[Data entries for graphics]
■ ■ ■ ■ ■ ■ ■

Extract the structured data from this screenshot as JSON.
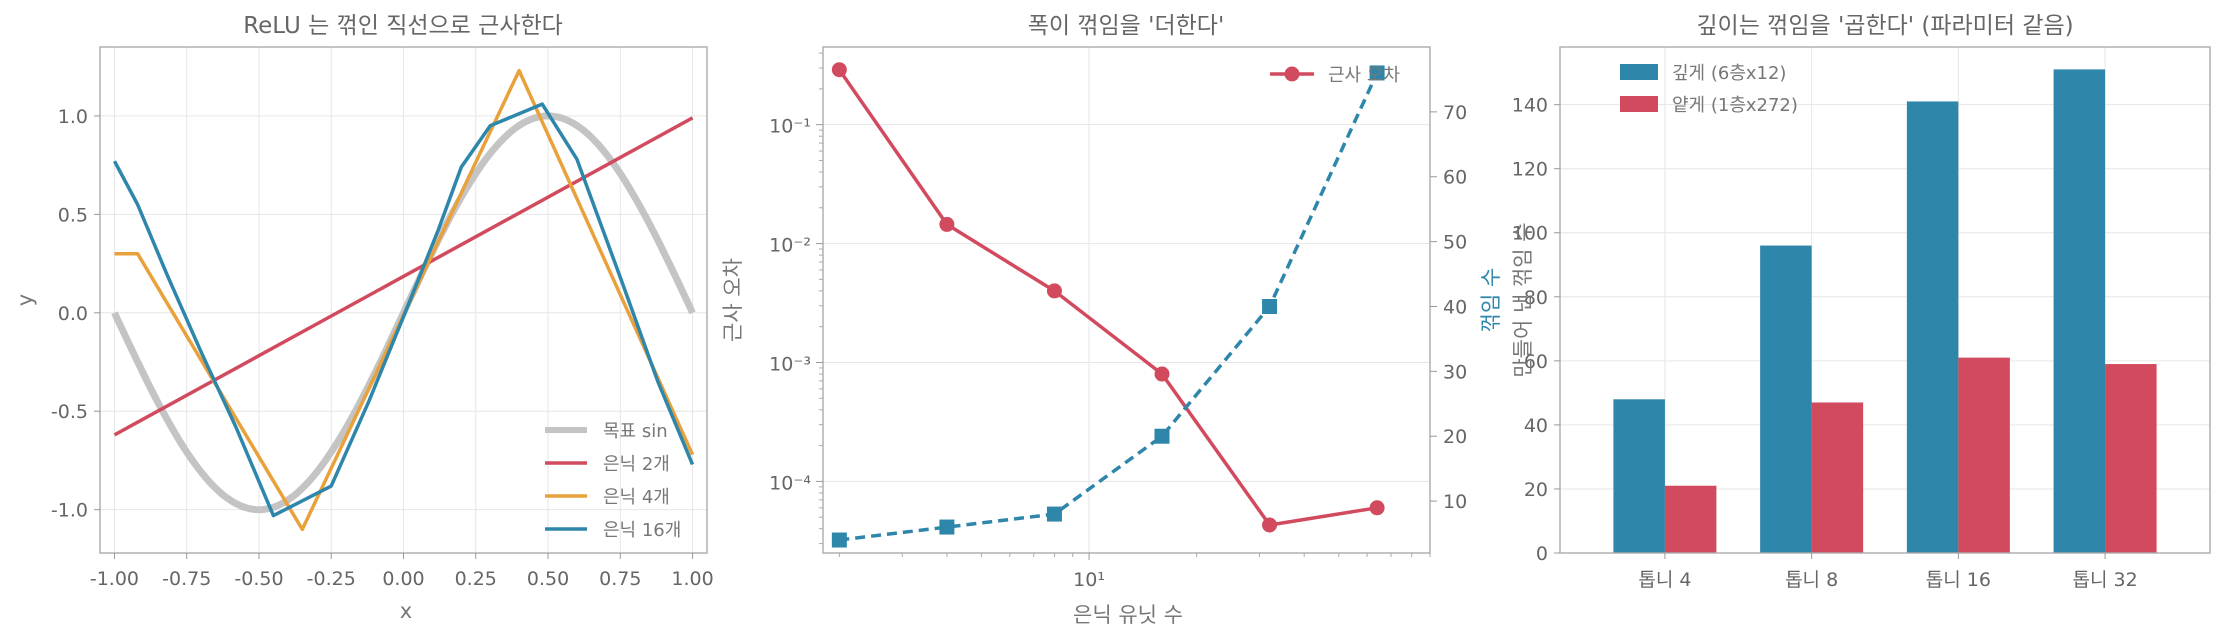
{
  "chart_data": [
    {
      "type": "line",
      "title": "ReLU 는 꺾인 직선으로 근사한다",
      "xlabel": "x",
      "ylabel": "y",
      "xlim": [
        -1.05,
        1.05
      ],
      "ylim": [
        -1.22,
        1.35
      ],
      "xticks": [
        -1.0,
        -0.75,
        -0.5,
        -0.25,
        0.0,
        0.25,
        0.5,
        0.75,
        1.0
      ],
      "xtick_labels": [
        "-1.00",
        "-0.75",
        "-0.50",
        "-0.25",
        "0.00",
        "0.25",
        "0.50",
        "0.75",
        "1.00"
      ],
      "yticks": [
        -1.0,
        -0.5,
        0.0,
        0.5,
        1.0
      ],
      "ytick_labels": [
        "-1.0",
        "-0.5",
        "0.0",
        "0.5",
        "1.0"
      ],
      "grid": true,
      "legend_position": "lower-right",
      "series": [
        {
          "name": "목표 sin",
          "color": "#c4c4c4",
          "width": 7,
          "function": "sin_target"
        },
        {
          "name": "은닉 2개",
          "color": "#d14a5e",
          "width": 3.5,
          "x": [
            -1.0,
            1.0
          ],
          "y": [
            -0.62,
            0.99
          ]
        },
        {
          "name": "은닉 4개",
          "color": "#e9a13b",
          "width": 3.5,
          "x": [
            -1.0,
            -0.92,
            -0.35,
            0.4,
            1.0
          ],
          "y": [
            0.3,
            0.3,
            -1.1,
            1.23,
            -0.72
          ]
        },
        {
          "name": "은닉 16개",
          "color": "#2e86ab",
          "width": 3.5,
          "x": [
            -1.0,
            -0.92,
            -0.82,
            -0.7,
            -0.58,
            -0.45,
            -0.25,
            -0.12,
            0.0,
            0.12,
            0.2,
            0.3,
            0.48,
            0.6,
            0.75,
            0.88,
            1.0
          ],
          "y": [
            0.77,
            0.55,
            0.2,
            -0.2,
            -0.58,
            -1.03,
            -0.88,
            -0.45,
            -0.02,
            0.42,
            0.74,
            0.95,
            1.06,
            0.78,
            0.18,
            -0.35,
            -0.77
          ]
        }
      ]
    },
    {
      "type": "line",
      "title": "폭이 꺾임을 '더한다'",
      "xlabel": "은닉 유닛 수",
      "ylabel": "근사 오차",
      "ylabel_right": "꺾임 수",
      "xscale": "log",
      "yscale": "log",
      "xlim": [
        1.8,
        90
      ],
      "ylim": [
        2.5e-05,
        0.45
      ],
      "ylim_right": [
        2,
        80
      ],
      "xticks": [
        10
      ],
      "xtick_labels": [
        "10¹"
      ],
      "yticks": [
        0.0001,
        0.001,
        0.01,
        0.1
      ],
      "ytick_labels": [
        "10⁻⁴",
        "10⁻³",
        "10⁻²",
        "10⁻¹"
      ],
      "yticks_right": [
        10,
        20,
        30,
        40,
        50,
        60,
        70
      ],
      "grid": true,
      "legend_position": "top-right",
      "series": [
        {
          "name": "근사 오차",
          "color": "#d14a5e",
          "axis": "left",
          "marker": "circle",
          "linestyle": "solid",
          "x": [
            2,
            4,
            8,
            16,
            32,
            64
          ],
          "y": [
            0.29,
            0.0145,
            0.004,
            0.0008,
            4.3e-05,
            6e-05
          ]
        },
        {
          "name": "꺾임 수",
          "color": "#2e86ab",
          "axis": "right",
          "marker": "square",
          "linestyle": "dashed",
          "x": [
            2,
            4,
            8,
            16,
            32,
            64
          ],
          "y": [
            4,
            6,
            8,
            20,
            40,
            76
          ]
        }
      ],
      "legend_label": "근사 오차"
    },
    {
      "type": "bar",
      "title": "깊이는 꺾임을 '곱한다' (파라미터 같음)",
      "xlabel": "",
      "ylabel": "만들어 낸 꺾임 수",
      "categories": [
        "톱니 4",
        "톱니 8",
        "톱니 16",
        "톱니 32"
      ],
      "ylim": [
        0,
        158
      ],
      "yticks": [
        0,
        20,
        40,
        60,
        80,
        100,
        120,
        140
      ],
      "grid": true,
      "legend_position": "top-left",
      "series": [
        {
          "name": "깊게 (6층x12)",
          "color": "#2e86ab",
          "values": [
            48,
            96,
            141,
            151
          ]
        },
        {
          "name": "얕게 (1층x272)",
          "color": "#d14a5e",
          "values": [
            21,
            47,
            61,
            59
          ]
        }
      ]
    }
  ]
}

■ ■ ■ ■ ■ ■ ■

* [Do this] Quote each record exactly as it stands, minus the pictures.

* [Problem solution]
Extract the structured data from this screenshot as JSON.
{
  "chart_data": [
    {
      "type": "line",
      "title": "ReLU 는 꺾인 직선으로 근사한다",
      "xlabel": "x",
      "ylabel": "y",
      "xlim": [
        -1.05,
        1.05
      ],
      "ylim": [
        -1.22,
        1.35
      ],
      "xticks": [
        -1.0,
        -0.75,
        -0.5,
        -0.25,
        0.0,
        0.25,
        0.5,
        0.75,
        1.0
      ],
      "xtick_labels": [
        "-1.00",
        "-0.75",
        "-0.50",
        "-0.25",
        "0.00",
        "0.25",
        "0.50",
        "0.75",
        "1.00"
      ],
      "yticks": [
        -1.0,
        -0.5,
        0.0,
        0.5,
        1.0
      ],
      "ytick_labels": [
        "-1.0",
        "-0.5",
        "0.0",
        "0.5",
        "1.0"
      ],
      "grid": true,
      "legend_position": "lower-right",
      "series": [
        {
          "name": "목표 sin",
          "color": "#c4c4c4",
          "width": 7,
          "function": "sin_target"
        },
        {
          "name": "은닉 2개",
          "color": "#d14a5e",
          "width": 3.5,
          "x": [
            -1.0,
            1.0
          ],
          "y": [
            -0.62,
            0.99
          ]
        },
        {
          "name": "은닉 4개",
          "color": "#e9a13b",
          "width": 3.5,
          "x": [
            -1.0,
            -0.92,
            -0.35,
            0.4,
            1.0
          ],
          "y": [
            0.3,
            0.3,
            -1.1,
            1.23,
            -0.72
          ]
        },
        {
          "name": "은닉 16개",
          "color": "#2e86ab",
          "width": 3.5,
          "x": [
            -1.0,
            -0.92,
            -0.82,
            -0.7,
            -0.58,
            -0.45,
            -0.25,
            -0.12,
            0.0,
            0.12,
            0.2,
            0.3,
            0.48,
            0.6,
            0.75,
            0.88,
            1.0
          ],
          "y": [
            0.77,
            0.55,
            0.2,
            -0.2,
            -0.58,
            -1.03,
            -0.88,
            -0.45,
            -0.02,
            0.42,
            0.74,
            0.95,
            1.06,
            0.78,
            0.18,
            -0.35,
            -0.77
          ]
        }
      ]
    },
    {
      "type": "line",
      "title": "폭이 꺾임을 '더한다'",
      "xlabel": "은닉 유닛 수",
      "ylabel": "근사 오차",
      "ylabel_right": "꺾임 수",
      "xscale": "log",
      "yscale": "log",
      "xlim": [
        1.8,
        90
      ],
      "ylim": [
        2.5e-05,
        0.45
      ],
      "ylim_right": [
        2,
        80
      ],
      "xticks": [
        10
      ],
      "xtick_labels": [
        "10¹"
      ],
      "yticks": [
        0.0001,
        0.001,
        0.01,
        0.1
      ],
      "ytick_labels": [
        "10⁻⁴",
        "10⁻³",
        "10⁻²",
        "10⁻¹"
      ],
      "yticks_right": [
        10,
        20,
        30,
        40,
        50,
        60,
        70
      ],
      "grid": true,
      "legend_position": "top-right",
      "series": [
        {
          "name": "근사 오차",
          "color": "#d14a5e",
          "axis": "left",
          "marker": "circle",
          "linestyle": "solid",
          "x": [
            2,
            4,
            8,
            16,
            32,
            64
          ],
          "y": [
            0.29,
            0.0145,
            0.004,
            0.0008,
            4.3e-05,
            6e-05
          ]
        },
        {
          "name": "꺾임 수",
          "color": "#2e86ab",
          "axis": "right",
          "marker": "square",
          "linestyle": "dashed",
          "x": [
            2,
            4,
            8,
            16,
            32,
            64
          ],
          "y": [
            4,
            6,
            8,
            20,
            40,
            76
          ]
        }
      ],
      "legend_label": "근사 오차"
    },
    {
      "type": "bar",
      "title": "깊이는 꺾임을 '곱한다' (파라미터 같음)",
      "xlabel": "",
      "ylabel": "만들어 낸 꺾임 수",
      "categories": [
        "톱니 4",
        "톱니 8",
        "톱니 16",
        "톱니 32"
      ],
      "ylim": [
        0,
        158
      ],
      "yticks": [
        0,
        20,
        40,
        60,
        80,
        100,
        120,
        140
      ],
      "grid": true,
      "legend_position": "top-left",
      "series": [
        {
          "name": "깊게 (6층x12)",
          "color": "#2e86ab",
          "values": [
            48,
            96,
            141,
            151
          ]
        },
        {
          "name": "얕게 (1층x272)",
          "color": "#d14a5e",
          "values": [
            21,
            47,
            61,
            59
          ]
        }
      ]
    }
  ]
}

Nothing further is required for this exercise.